** WHAT TO PRODUCE **
Lines containing the word "docente" are the ones to copy from the records below.

** DATA SUPPLIED **
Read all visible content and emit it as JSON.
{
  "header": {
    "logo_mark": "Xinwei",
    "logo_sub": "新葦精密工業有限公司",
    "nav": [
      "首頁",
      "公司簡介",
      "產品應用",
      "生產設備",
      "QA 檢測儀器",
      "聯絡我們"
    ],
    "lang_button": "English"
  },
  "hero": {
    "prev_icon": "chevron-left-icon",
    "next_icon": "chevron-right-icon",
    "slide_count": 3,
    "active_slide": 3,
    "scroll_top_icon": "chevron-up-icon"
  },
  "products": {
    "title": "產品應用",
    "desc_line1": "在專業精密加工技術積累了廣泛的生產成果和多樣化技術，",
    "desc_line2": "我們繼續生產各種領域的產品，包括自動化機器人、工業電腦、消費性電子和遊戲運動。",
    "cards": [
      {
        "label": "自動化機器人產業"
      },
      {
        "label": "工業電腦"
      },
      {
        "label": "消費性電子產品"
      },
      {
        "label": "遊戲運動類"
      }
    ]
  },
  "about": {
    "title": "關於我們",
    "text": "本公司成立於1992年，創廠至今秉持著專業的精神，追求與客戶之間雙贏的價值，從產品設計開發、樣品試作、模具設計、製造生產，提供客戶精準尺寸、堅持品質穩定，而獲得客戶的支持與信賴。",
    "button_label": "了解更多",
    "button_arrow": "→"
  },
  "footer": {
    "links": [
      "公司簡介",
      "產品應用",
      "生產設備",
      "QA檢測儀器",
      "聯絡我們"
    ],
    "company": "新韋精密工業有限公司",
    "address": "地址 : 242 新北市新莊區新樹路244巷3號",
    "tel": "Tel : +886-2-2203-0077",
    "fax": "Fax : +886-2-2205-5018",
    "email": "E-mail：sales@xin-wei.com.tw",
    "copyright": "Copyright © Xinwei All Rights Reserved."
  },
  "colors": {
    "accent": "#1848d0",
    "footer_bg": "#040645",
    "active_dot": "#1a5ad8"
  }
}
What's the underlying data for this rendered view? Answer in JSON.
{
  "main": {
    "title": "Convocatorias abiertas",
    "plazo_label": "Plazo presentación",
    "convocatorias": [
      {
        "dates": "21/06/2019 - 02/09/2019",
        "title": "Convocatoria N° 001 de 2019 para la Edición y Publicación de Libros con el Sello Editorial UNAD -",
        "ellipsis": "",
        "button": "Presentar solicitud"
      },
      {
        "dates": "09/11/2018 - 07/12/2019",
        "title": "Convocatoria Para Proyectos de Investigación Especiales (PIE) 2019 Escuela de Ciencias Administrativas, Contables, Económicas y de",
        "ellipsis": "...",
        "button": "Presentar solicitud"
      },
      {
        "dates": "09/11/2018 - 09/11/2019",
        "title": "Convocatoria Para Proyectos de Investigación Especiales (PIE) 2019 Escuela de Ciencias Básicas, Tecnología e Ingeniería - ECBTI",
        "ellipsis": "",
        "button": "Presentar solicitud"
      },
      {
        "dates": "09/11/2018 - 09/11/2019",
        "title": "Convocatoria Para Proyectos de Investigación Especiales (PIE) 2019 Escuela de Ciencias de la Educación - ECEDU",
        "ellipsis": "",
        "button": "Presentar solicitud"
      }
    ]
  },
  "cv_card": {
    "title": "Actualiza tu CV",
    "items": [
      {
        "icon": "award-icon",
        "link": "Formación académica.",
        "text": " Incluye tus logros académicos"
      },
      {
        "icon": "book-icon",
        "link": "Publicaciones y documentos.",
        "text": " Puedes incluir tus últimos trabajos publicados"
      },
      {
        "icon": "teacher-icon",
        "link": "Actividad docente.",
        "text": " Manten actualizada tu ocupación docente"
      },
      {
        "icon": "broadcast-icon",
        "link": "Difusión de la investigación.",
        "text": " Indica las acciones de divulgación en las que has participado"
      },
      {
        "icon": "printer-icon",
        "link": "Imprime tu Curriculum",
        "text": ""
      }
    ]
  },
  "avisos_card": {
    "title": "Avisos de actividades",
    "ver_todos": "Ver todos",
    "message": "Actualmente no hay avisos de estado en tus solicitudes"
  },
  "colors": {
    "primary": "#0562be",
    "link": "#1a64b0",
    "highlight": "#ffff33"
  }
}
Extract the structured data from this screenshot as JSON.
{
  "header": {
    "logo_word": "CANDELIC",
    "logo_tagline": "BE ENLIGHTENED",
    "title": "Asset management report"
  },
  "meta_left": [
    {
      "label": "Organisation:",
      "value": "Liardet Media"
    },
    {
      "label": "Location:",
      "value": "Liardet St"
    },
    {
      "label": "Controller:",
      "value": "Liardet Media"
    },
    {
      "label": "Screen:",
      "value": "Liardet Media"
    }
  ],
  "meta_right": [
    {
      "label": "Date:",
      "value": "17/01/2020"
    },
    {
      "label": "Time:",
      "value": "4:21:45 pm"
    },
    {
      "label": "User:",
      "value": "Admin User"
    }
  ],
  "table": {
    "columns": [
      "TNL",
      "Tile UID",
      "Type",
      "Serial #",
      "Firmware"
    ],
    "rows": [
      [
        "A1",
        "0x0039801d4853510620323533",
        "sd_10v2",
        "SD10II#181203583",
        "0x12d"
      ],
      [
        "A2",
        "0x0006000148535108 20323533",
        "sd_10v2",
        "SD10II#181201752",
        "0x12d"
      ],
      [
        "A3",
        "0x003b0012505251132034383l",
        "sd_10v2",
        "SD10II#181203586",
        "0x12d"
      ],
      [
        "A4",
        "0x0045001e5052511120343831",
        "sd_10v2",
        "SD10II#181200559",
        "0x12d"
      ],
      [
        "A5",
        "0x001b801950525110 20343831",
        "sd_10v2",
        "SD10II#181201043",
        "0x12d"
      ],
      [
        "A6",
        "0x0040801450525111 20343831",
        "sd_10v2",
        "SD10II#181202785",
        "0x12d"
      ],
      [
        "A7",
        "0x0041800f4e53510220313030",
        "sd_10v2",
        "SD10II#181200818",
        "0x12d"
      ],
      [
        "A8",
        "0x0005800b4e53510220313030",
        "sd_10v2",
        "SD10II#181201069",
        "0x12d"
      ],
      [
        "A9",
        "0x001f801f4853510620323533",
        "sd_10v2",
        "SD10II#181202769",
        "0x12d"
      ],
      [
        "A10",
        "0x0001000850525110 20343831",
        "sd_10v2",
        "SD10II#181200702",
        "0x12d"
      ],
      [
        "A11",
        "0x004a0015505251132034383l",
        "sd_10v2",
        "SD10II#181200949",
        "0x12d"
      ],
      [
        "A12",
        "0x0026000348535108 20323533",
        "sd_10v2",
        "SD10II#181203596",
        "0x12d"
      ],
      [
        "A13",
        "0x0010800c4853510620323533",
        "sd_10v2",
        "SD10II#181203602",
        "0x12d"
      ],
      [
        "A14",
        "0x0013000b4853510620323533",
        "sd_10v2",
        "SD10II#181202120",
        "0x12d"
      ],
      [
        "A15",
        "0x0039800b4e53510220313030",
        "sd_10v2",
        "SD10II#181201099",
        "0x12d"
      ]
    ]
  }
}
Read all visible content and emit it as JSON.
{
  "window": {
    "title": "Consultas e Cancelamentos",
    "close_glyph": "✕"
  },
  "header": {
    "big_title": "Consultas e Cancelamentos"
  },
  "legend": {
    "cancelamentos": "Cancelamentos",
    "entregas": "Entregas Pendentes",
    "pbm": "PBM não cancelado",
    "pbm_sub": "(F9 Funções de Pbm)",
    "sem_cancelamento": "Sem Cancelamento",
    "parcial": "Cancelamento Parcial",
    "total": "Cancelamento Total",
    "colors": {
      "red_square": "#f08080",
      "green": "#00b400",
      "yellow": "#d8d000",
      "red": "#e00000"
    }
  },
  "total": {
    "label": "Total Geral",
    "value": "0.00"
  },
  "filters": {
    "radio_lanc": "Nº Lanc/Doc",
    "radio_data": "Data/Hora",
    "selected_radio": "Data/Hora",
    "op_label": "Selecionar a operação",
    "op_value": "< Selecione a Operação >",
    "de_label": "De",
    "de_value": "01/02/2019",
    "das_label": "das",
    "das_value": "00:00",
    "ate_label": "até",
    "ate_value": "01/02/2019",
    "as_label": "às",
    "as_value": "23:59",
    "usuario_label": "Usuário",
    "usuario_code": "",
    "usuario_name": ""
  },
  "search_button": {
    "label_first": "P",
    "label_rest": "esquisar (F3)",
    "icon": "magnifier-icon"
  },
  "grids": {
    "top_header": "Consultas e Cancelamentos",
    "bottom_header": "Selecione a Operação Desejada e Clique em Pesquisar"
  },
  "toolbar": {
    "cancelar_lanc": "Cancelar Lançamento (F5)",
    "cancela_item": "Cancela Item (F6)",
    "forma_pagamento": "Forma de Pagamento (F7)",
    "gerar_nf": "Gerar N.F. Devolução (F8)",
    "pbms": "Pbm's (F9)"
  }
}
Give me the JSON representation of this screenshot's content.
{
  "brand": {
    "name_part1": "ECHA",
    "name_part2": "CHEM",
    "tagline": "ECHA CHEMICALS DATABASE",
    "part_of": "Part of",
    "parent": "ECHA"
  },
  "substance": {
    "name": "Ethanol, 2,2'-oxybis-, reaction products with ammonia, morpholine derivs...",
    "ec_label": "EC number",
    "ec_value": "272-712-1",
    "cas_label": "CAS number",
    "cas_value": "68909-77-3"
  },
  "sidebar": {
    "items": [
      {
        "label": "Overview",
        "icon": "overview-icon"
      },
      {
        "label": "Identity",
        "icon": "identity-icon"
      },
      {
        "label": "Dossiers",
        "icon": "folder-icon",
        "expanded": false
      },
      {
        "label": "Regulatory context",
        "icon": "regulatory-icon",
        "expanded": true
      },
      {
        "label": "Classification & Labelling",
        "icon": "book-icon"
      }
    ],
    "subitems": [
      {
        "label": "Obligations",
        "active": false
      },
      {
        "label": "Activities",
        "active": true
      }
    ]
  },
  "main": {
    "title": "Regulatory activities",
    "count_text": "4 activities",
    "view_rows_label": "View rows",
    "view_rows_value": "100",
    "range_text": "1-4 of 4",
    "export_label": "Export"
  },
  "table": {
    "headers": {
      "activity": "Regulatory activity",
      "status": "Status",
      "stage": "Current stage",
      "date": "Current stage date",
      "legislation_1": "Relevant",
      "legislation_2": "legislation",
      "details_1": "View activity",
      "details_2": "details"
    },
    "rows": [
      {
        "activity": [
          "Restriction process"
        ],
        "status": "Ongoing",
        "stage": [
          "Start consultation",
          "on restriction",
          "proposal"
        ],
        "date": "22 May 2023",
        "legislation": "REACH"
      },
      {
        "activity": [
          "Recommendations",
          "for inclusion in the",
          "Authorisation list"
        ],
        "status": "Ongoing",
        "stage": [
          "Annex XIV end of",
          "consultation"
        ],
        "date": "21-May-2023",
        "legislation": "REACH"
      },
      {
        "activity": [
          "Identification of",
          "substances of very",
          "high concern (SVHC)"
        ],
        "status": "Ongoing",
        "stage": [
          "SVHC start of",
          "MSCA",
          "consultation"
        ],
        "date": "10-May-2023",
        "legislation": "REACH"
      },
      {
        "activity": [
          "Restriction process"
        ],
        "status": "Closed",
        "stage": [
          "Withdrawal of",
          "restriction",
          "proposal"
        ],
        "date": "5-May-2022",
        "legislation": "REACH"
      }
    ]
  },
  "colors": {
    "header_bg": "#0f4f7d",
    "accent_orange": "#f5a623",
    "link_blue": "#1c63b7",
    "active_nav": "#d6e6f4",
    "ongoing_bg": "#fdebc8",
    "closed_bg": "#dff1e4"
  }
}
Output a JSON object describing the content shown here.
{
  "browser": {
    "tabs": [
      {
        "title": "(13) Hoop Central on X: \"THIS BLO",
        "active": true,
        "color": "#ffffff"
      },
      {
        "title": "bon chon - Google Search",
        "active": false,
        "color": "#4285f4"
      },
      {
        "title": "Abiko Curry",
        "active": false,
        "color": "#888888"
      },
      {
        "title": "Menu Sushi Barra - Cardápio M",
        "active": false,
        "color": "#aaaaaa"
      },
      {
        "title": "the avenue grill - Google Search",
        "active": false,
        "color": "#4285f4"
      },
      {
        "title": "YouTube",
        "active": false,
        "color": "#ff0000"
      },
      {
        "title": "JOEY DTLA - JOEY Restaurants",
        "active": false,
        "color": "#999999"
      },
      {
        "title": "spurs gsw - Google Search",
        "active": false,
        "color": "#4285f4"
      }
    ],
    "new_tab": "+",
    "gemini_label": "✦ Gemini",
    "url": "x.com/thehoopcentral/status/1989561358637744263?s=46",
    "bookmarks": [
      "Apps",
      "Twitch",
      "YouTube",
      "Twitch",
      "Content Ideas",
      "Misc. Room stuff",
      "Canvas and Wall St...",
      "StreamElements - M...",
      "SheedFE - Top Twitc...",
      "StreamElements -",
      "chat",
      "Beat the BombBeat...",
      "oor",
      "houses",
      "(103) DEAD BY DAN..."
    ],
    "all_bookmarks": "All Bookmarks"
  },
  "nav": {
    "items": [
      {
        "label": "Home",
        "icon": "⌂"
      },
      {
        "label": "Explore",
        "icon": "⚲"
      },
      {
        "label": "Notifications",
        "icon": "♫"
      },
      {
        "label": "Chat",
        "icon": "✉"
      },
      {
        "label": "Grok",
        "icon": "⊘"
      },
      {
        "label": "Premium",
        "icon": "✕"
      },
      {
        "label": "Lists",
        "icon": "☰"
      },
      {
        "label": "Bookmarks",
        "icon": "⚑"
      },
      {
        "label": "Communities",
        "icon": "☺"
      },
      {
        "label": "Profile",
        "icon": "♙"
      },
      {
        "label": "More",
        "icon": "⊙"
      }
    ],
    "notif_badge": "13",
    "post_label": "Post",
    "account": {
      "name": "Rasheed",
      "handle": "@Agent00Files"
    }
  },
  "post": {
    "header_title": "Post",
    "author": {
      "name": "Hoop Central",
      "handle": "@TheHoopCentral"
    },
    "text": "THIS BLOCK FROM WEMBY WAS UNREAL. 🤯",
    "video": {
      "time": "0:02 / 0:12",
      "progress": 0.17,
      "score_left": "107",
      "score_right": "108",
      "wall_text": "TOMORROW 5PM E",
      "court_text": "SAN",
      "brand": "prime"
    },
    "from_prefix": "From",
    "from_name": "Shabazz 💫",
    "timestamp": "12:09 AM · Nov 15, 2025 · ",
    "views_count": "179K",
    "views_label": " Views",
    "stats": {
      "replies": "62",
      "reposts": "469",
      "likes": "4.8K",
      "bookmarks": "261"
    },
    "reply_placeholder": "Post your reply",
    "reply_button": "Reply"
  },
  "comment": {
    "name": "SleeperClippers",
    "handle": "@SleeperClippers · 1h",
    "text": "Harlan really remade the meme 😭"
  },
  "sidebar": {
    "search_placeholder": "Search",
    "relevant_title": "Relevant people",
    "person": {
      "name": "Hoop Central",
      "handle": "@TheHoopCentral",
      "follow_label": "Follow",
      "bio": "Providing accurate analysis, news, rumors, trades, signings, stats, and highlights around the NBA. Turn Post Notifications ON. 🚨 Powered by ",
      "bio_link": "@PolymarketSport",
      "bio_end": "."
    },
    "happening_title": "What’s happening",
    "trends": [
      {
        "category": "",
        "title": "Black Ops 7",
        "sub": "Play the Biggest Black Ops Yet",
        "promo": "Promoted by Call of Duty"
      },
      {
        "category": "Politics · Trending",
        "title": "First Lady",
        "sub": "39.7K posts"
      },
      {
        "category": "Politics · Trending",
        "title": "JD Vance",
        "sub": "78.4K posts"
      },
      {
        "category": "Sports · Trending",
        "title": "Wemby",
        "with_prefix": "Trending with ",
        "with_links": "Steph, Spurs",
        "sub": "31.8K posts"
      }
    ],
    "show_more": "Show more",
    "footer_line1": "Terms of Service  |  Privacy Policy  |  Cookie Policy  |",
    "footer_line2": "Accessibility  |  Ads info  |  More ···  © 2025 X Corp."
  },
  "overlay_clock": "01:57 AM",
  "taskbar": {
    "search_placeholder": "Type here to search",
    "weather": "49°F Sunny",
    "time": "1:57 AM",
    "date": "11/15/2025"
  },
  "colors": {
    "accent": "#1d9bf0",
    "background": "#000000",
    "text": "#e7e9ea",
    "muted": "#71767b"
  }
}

** EXERCISE RESPONSE **
        "link": "Actividad docente.",
        "text": " Manten actualizada tu ocupación docente"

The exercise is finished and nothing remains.